Records contained in a dataset
>> start

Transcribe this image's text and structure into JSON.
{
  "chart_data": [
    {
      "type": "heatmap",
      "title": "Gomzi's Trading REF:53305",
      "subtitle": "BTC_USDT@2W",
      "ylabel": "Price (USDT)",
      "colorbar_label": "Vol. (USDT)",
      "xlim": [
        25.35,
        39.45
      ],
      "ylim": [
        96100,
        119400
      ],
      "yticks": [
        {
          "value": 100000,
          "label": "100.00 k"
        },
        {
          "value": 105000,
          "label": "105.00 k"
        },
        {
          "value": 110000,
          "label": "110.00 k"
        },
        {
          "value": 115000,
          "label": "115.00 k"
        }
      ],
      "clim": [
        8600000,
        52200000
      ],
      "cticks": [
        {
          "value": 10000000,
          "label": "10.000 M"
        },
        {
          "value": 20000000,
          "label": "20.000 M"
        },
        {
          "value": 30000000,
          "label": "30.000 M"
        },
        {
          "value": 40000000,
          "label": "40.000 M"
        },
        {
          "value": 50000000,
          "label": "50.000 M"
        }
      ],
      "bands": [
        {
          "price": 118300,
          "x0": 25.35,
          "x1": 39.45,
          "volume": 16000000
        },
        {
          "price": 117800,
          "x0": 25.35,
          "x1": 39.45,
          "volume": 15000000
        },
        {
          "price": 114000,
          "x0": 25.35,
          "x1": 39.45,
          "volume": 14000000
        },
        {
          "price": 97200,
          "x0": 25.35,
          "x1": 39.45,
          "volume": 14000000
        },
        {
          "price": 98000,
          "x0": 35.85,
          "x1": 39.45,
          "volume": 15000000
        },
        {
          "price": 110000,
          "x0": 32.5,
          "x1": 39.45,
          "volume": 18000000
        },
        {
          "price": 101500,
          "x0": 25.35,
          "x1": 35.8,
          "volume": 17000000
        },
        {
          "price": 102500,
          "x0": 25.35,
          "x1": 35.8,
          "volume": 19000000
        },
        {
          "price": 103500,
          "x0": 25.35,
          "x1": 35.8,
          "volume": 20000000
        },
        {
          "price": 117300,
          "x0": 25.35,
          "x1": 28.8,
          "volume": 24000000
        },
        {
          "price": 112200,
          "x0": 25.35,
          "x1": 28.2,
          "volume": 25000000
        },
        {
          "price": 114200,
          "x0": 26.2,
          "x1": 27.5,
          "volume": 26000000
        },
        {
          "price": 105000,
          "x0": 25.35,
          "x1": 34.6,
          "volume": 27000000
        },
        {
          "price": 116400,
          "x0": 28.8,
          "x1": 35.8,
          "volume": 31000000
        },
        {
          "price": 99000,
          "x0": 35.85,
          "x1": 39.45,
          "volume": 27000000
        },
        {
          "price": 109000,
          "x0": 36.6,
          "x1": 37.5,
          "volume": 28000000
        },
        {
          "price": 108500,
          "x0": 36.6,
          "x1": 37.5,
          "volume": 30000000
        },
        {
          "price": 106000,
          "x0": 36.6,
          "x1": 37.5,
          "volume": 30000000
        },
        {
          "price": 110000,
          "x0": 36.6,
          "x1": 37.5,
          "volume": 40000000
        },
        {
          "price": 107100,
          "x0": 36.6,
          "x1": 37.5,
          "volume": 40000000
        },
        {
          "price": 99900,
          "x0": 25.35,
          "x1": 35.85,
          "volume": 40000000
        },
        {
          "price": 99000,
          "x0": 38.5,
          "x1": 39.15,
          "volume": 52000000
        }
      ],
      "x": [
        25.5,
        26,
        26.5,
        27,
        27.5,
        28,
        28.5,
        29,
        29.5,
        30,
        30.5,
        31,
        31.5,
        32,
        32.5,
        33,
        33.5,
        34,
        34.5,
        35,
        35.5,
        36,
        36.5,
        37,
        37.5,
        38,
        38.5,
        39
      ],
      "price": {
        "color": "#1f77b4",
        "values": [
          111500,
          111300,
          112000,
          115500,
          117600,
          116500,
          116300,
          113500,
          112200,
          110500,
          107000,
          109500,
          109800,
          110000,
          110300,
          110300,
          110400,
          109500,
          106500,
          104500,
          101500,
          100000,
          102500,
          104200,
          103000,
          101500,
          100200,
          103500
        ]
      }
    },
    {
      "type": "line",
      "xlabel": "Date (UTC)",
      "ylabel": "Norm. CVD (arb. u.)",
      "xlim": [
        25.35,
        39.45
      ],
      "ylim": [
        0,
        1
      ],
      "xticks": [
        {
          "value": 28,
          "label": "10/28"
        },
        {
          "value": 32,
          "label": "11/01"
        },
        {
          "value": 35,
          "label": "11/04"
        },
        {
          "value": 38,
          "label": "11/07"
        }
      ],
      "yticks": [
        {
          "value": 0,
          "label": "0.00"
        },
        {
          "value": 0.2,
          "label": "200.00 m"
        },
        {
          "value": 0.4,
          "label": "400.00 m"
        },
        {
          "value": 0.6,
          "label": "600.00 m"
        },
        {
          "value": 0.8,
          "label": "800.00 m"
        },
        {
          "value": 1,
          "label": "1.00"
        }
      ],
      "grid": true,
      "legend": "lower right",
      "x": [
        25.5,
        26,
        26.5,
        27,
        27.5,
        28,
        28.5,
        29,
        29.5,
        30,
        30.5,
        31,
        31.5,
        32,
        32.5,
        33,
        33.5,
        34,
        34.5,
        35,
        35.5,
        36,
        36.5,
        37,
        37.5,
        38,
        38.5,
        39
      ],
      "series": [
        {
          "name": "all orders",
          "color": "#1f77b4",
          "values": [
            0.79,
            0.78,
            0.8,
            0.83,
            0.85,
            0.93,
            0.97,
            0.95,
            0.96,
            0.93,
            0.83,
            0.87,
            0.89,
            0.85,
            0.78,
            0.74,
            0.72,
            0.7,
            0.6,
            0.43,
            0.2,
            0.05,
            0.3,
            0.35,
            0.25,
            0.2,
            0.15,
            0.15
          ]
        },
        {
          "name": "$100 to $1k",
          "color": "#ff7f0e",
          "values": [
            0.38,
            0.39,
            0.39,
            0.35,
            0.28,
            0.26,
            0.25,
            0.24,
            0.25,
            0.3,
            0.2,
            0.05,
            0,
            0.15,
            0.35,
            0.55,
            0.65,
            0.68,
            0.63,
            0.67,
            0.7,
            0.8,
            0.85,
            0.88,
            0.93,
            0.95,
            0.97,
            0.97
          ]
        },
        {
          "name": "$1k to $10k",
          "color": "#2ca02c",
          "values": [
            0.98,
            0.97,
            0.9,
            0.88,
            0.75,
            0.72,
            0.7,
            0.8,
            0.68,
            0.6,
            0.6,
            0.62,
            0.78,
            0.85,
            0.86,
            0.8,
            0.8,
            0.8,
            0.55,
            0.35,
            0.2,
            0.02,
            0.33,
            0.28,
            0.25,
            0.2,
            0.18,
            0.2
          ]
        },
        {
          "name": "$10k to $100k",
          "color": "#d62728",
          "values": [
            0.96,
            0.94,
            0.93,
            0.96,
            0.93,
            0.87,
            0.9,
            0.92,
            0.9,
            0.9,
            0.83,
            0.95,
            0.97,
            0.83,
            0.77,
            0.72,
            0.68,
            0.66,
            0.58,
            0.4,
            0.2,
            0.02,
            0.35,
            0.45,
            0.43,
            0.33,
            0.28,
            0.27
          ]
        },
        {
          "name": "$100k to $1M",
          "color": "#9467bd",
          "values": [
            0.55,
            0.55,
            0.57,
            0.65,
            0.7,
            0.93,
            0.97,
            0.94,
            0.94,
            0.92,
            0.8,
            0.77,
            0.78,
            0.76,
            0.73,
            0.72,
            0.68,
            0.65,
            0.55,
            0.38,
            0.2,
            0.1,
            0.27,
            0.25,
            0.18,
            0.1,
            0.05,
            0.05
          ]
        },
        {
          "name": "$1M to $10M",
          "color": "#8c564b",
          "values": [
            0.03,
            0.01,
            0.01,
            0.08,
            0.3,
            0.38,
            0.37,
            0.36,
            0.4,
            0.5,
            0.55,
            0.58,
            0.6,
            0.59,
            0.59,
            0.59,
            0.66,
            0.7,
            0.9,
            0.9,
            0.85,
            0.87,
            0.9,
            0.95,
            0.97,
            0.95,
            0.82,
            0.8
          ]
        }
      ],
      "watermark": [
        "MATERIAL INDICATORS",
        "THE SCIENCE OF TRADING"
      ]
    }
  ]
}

>> end

■ Exercise requirements
Take every line above carrying "ylabel" and return it.

■ Answer in full
      "ylabel": "Price (USDT)",
      "ylabel": "Norm. CVD (arb. u.)",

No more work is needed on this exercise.